> GOAL
Comb through the entries for "velký" and pull out each line that holds it.

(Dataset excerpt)
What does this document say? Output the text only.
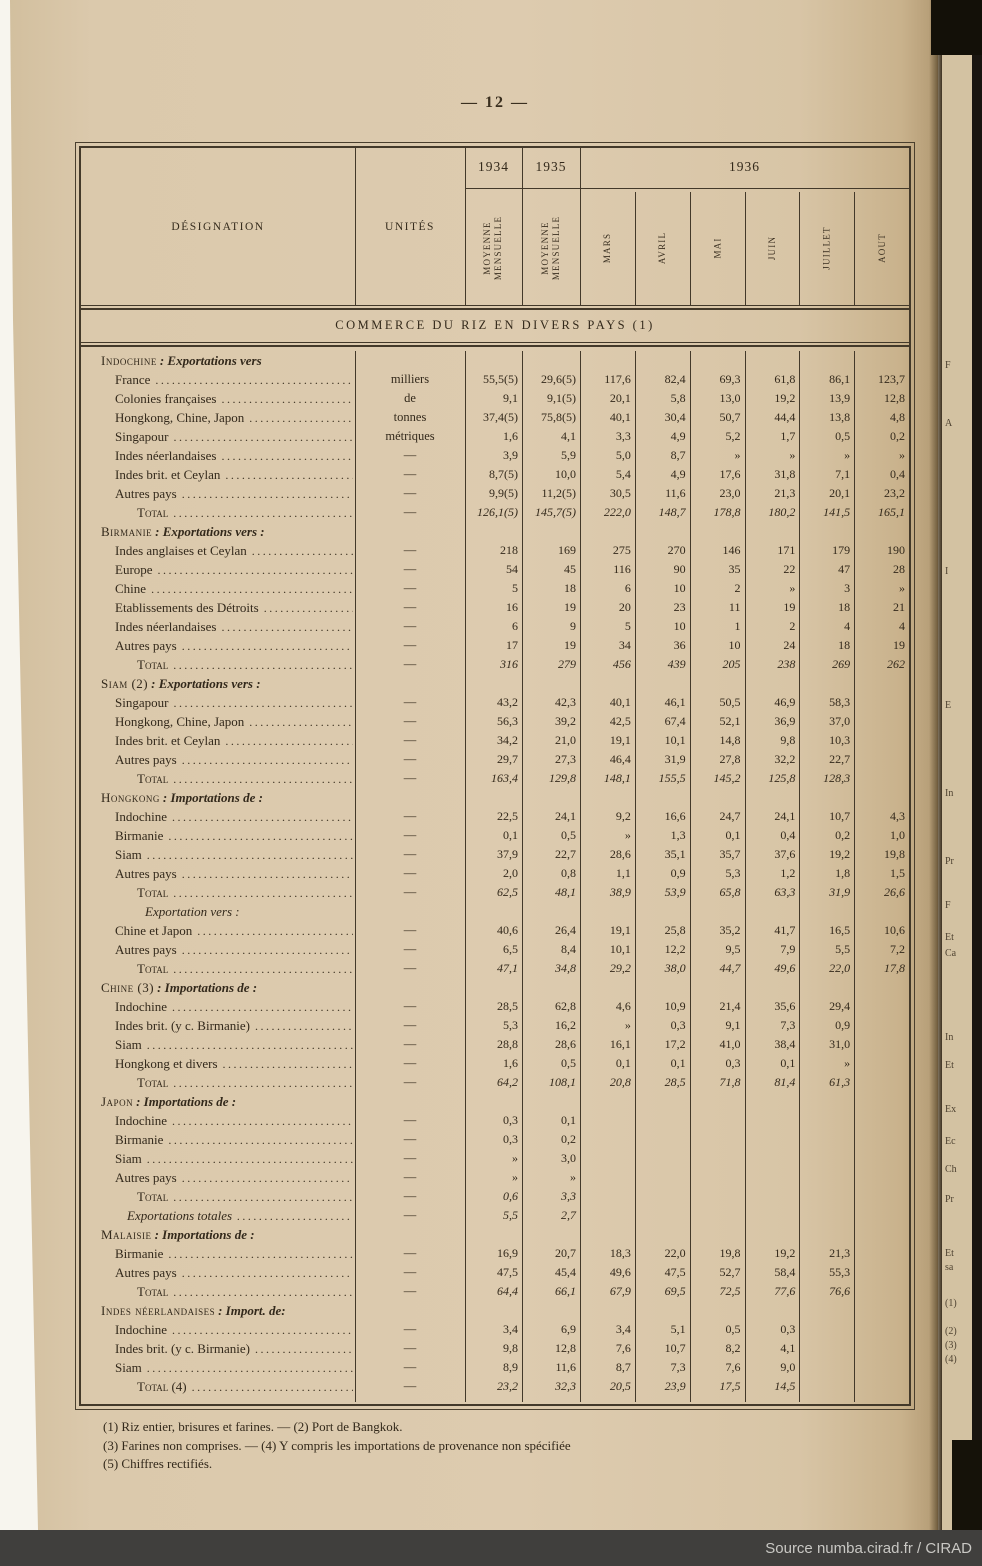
— 12 —
DÉSIGNATION	UNITÉS
1934	1935	1936
MOYENNE MENSUELLE	MOYENNE MENSUELLE	MARS	AVRIL	MAI	JUIN	JUILLET	AOUT
COMMERCE DU RIZ EN DIVERS PAYS (1)
Indochine : Exportations vers
France .....	milliers	55,5(5)	29,6(5)	117,6	82,4	69,3	61,8	86,1	123,7
Colonies françaises .....	de	9,1	9,1(5)	20,1	5,8	13,0	19,2	13,9	12,8
Hongkong, Chine, Japon .....	tonnes	37,4(5)	75,8(5)	40,1	30,4	50,7	44,4	13,8	4,8
Singapour .....	métriques	1,6	4,1	3,3	4,9	5,2	1,7	0,5	0,2
Indes néerlandaises .....	—	3,9	5,9	5,0	8,7	»	»	»	»
Indes brit. et Ceylan .....	—	8,7(5)	10,0	5,4	4,9	17,6	31,8	7,1	0,4
Autres pays .....	—	9,9(5)	11,2(5)	30,5	11,6	23,0	21,3	20,1	23,2
Total .....	—	126,1(5)	145,7(5)	222,0	148,7	178,8	180,2	141,5	165,1
Birmanie : Exportations vers :
Indes anglaises et Ceylan .....	—	218	169	275	270	146	171	179	190
Europe .....	—	54	45	116	90	35	22	47	28
Chine .....	—	5	18	6	10	2	»	3	»
Etablissements des Détroits .....	—	16	19	20	23	11	19	18	21
Indes néerlandaises .....	—	6	9	5	10	1	2	4	4
Autres pays .....	—	17	19	34	36	10	24	18	19
Total .....	—	316	279	456	439	205	238	269	262
Siam (2) : Exportations vers :
Singapour .....	—	43,2	42,3	40,1	46,1	50,5	46,9	58,3
Hongkong, Chine, Japon .....	—	56,3	39,2	42,5	67,4	52,1	36,9	37,0
Indes brit. et Ceylan .....	—	34,2	21,0	19,1	10,1	14,8	9,8	10,3
Autres pays .....	—	29,7	27,3	46,4	31,9	27,8	32,2	22,7
Total .....	—	163,4	129,8	148,1	155,5	145,2	125,8	128,3
Hongkong : Importations de :
Indochine .....	—	22,5	24,1	9,2	16,6	24,7	24,1	10,7	4,3
Birmanie .....	—	0,1	0,5	»	1,3	0,1	0,4	0,2	1,0
Siam .....	—	37,9	22,7	28,6	35,1	35,7	37,6	19,2	19,8
Autres pays .....	—	2,0	0,8	1,1	0,9	5,3	1,2	1,8	1,5
Total .....	—	62,5	48,1	38,9	53,9	65,8	63,3	31,9	26,6
Exportation vers :
Chine et Japon .....	—	40,6	26,4	19,1	25,8	35,2	41,7	16,5	10,6
Autres pays .....	—	6,5	8,4	10,1	12,2	9,5	7,9	5,5	7,2
Total .....	—	47,1	34,8	29,2	38,0	44,7	49,6	22,0	17,8
Chine (3) : Importations de :
Indochine .....	—	28,5	62,8	4,6	10,9	21,4	35,6	29,4
Indes brit. (y c. Birmanie) .....	—	5,3	16,2	»	0,3	9,1	7,3	0,9
Siam .....	—	28,8	28,6	16,1	17,2	41,0	38,4	31,0
Hongkong et divers .....	—	1,6	0,5	0,1	0,1	0,3	0,1	»
Total .....	—	64,2	108,1	20,8	28,5	71,8	81,4	61,3
Japon : Importations de :
Indochine .....	—	0,3	0,1
Birmanie .....	—	0,3	0,2
Siam .....	—	»	3,0
Autres pays .....	—	»	»
Total .....	—	0,6	3,3
Exportations totales .....	—	5,5	2,7
Malaisie : Importations de :
Birmanie .....	—	16,9	20,7	18,3	22,0	19,8	19,2	21,3
Autres pays .....	—	47,5	45,4	49,6	47,5	52,7	58,4	55,3
Total .....	—	64,4	66,1	67,9	69,5	72,5	77,6	76,6
Indes néerlandaises : Import. de:
Indochine .....	—	3,4	6,9	3,4	5,1	0,5	0,3
Indes brit. (y c. Birmanie) .....	—	9,8	12,8	7,6	10,7	8,2	4,1
Siam .....	—	8,9	11,6	8,7	7,3	7,6	9,0
Total (4) .....	—	23,2	32,3	20,5	23,9	17,5	14,5
(1) Riz entier, brisures et farines. — (2) Port de Bangkok.
(3) Farines non comprises. — (4) Y compris les importations de provenance non spécifiée
(5) Chiffres rectifiés.
F
A
I
E
In
Pr
F
Et
Ca
In
Et
Ex
Ec
Ch
Pr
Et
sa
(1)
(2)
(3)
(4)
Source numba.cirad.fr / CIRAD
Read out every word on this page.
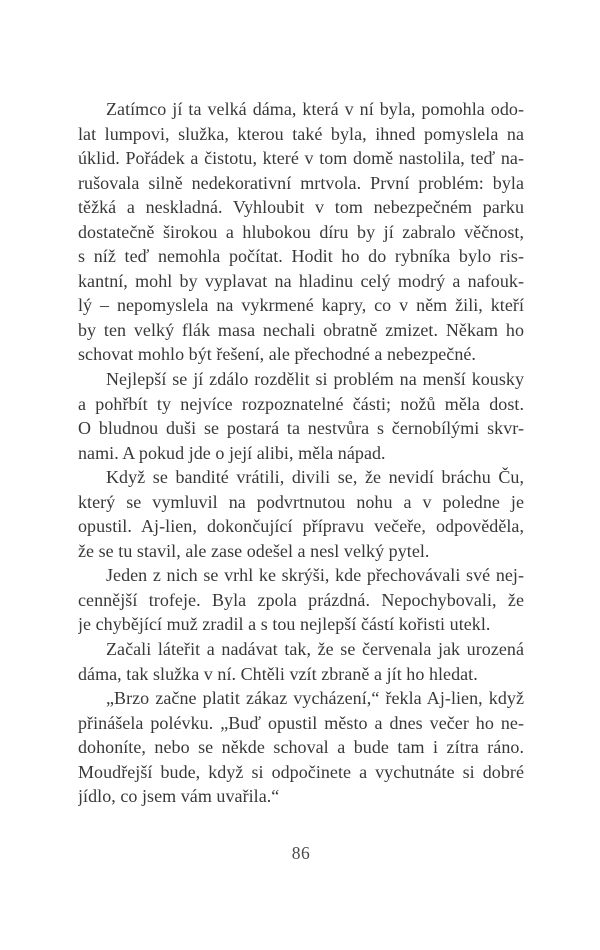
Zatímco jí ta velká dáma, která v ní byla, pomohla odo-
lat lumpovi, služka, kterou také byla, ihned pomyslela na
úklid. Pořádek a čistotu, které v tom domě nastolila, teď na-
rušovala silně nedekorativní mrtvola. První problém: byla
těžká a neskladná. Vyhloubit v tom nebezpečném parku
dostatečně širokou a hlubokou díru by jí zabralo věčnost,
s níž teď nemohla počítat. Hodit ho do rybníka bylo ris-
kantní, mohl by vyplavat na hladinu celý modrý a nafouk-
lý – nepomyslela na vykrmené kapry, co v něm žili, kteří
by ten velký flák masa nechali obratně zmizet. Někam ho
schovat mohlo být řešení, ale přechodné a nebezpečné.
Nejlepší se jí zdálo rozdělit si problém na menší kousky
a pohřbít ty nejvíce rozpoznatelné části; nožů měla dost.
O bludnou duši se postará ta nestvůra s černobílými skvr-
nami. A pokud jde o její alibi, měla nápad.
Když se bandité vrátili, divili se, že nevidí bráchu Ču,
který se vymluvil na podvrtnutou nohu a v poledne je
opustil. Aj-lien, dokončující přípravu večeře, odpověděla,
že se tu stavil, ale zase odešel a nesl velký pytel.
Jeden z nich se vrhl ke skrýši, kde přechovávali své nej-
cennější trofeje. Byla zpola prázdná. Nepochybovali, že
je chybějící muž zradil a s tou nejlepší částí kořisti utekl.
Začali láteřit a nadávat tak, že se červenala jak urozená
dáma, tak služka v ní. Chtěli vzít zbraně a jít ho hledat.
„Brzo začne platit zákaz vycházení,“ řekla Aj-lien, když
přinášela polévku. „Buď opustil město a dnes večer ho ne-
dohoníte, nebo se někde schoval a bude tam i zítra ráno.
Moudřejší bude, když si odpočinete a vychutnáte si dobré
jídlo, co jsem vám uvařila.“
86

> WRITTEN RESPONSE
by ten velký flák masa nechali obratně zmizet. Někam ho
že se tu stavil, ale zase odešel a nesl velký pytel.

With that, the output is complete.